* **Data provided**:
[Begin]

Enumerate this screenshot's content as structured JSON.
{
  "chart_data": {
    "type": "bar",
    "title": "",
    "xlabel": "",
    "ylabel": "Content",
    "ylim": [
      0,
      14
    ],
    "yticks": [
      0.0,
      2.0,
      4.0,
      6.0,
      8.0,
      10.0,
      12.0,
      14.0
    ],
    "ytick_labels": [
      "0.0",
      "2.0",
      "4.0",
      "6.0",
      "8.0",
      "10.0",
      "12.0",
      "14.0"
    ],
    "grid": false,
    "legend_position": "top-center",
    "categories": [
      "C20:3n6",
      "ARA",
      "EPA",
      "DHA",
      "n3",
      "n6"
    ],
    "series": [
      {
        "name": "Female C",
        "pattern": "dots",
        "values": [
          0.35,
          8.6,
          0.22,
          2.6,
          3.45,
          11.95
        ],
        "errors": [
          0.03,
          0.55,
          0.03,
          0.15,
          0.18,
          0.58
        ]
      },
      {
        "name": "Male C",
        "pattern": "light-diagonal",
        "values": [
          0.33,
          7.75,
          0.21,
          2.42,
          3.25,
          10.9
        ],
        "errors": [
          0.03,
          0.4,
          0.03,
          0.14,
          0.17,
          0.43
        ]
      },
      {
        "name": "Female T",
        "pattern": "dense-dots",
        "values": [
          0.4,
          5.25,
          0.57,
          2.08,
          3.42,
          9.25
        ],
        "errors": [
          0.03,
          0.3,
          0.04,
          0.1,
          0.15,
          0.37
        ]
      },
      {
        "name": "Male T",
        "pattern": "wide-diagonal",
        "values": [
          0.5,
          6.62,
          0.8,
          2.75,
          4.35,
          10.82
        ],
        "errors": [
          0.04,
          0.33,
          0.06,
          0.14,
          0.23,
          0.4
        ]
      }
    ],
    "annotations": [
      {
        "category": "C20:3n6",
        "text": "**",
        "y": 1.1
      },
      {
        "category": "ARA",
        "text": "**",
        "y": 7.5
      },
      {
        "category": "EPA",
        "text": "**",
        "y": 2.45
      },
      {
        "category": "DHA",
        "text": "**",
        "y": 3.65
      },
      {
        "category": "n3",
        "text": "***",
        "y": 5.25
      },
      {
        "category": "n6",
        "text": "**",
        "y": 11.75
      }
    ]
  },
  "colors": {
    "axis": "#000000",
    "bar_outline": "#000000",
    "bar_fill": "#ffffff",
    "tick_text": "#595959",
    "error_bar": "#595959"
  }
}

[End]

* **What is required**: Track down every line holding the string "pattern" and copy it.

* **Answer**:
        "pattern": "dots",
        "pattern": "light-diagonal",
        "pattern": "dense-dots",
        "pattern": "wide-diagonal",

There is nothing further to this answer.